Directive - Provide an exact copy of the data, excluding the images.

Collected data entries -
--------------------

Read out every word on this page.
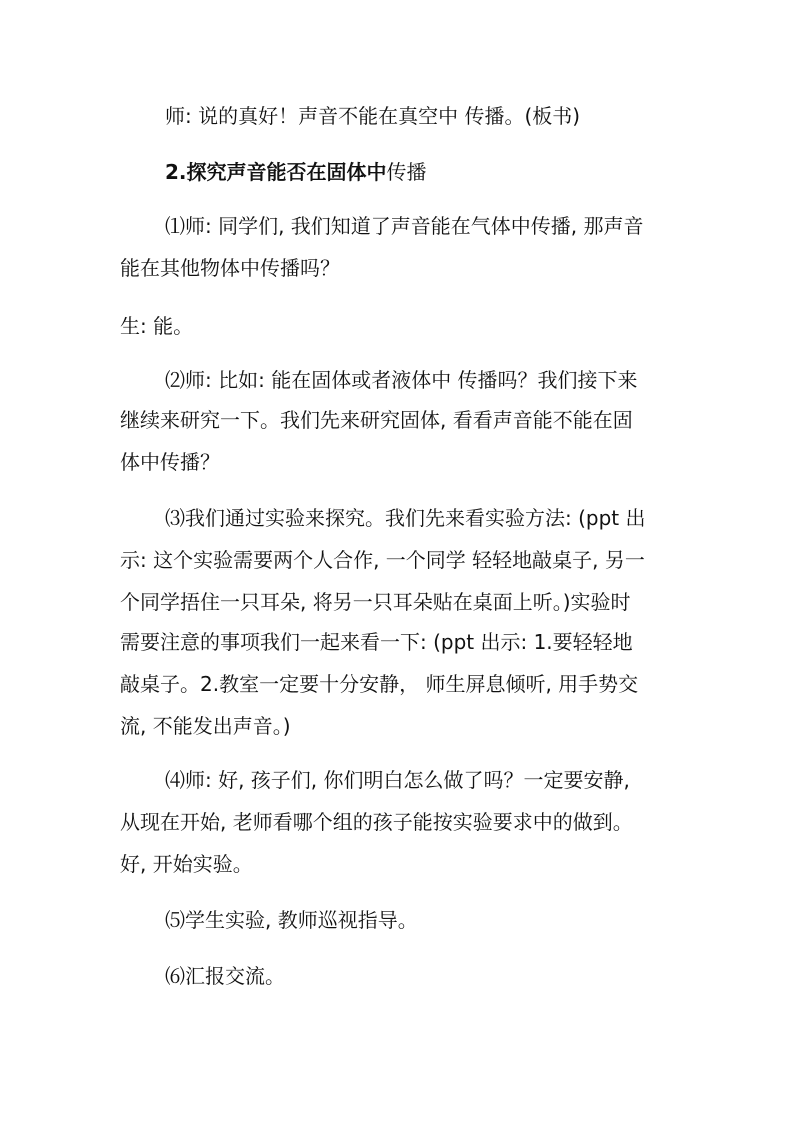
师: 说的真好！声音不能在真空中 传播。(板书)
2.探究声音能否在固体中传播
⑴师: 同学们, 我们知道了声音能在气体中传播, 那声音
能在其他物体中传播吗？
生: 能。
⑵师: 比如: 能在固体或者液体中 传播吗？我们接下来
继续来研究一下。我们先来研究固体, 看看声音能不能在固
体中传播？
⑶我们通过实验来探究。我们先来看实验方法: (ppt 出
示: 这个实验需要两个人合作, 一个同学 轻轻地敲桌子, 另一
个同学捂住一只耳朵, 将另一只耳朵贴在桌面上听。)实验时
需要注意的事项我们一起来看一下: (ppt 出示: 1.要轻轻地
敲桌子。2.教室一定要十分安静， 师生屏息倾听, 用手势交
流, 不能发出声音。)
⑷师: 好, 孩子们, 你们明白怎么做了吗？一定要安静,
从现在开始, 老师看哪个组的孩子能按实验要求中的做到。
好, 开始实验。
⑸学生实验, 教师巡视指导。
⑹汇报交流。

--------------------

Result below -
Read out every word on this page.
师: 说的真好！声音不能在真空中 传播。(板书)
2.探究声音能否在固体中传播
⑴师: 同学们, 我们知道了声音能在气体中传播, 那声音
能在其他物体中传播吗？
生: 能。
⑵师: 比如: 能在固体或者液体中 传播吗？我们接下来
继续来研究一下。我们先来研究固体, 看看声音能不能在固
体中传播？
⑶我们通过实验来探究。我们先来看实验方法: (ppt 出
示: 这个实验需要两个人合作, 一个同学 轻轻地敲桌子, 另一
个同学捂住一只耳朵, 将另一只耳朵贴在桌面上听。)实验时
需要注意的事项我们一起来看一下: (ppt 出示: 1.要轻轻地
敲桌子。2.教室一定要十分安静， 师生屏息倾听, 用手势交
流, 不能发出声音。)
⑷师: 好, 孩子们, 你们明白怎么做了吗？一定要安静,
从现在开始, 老师看哪个组的孩子能按实验要求中的做到。
好, 开始实验。
⑸学生实验, 教师巡视指导。
⑹汇报交流。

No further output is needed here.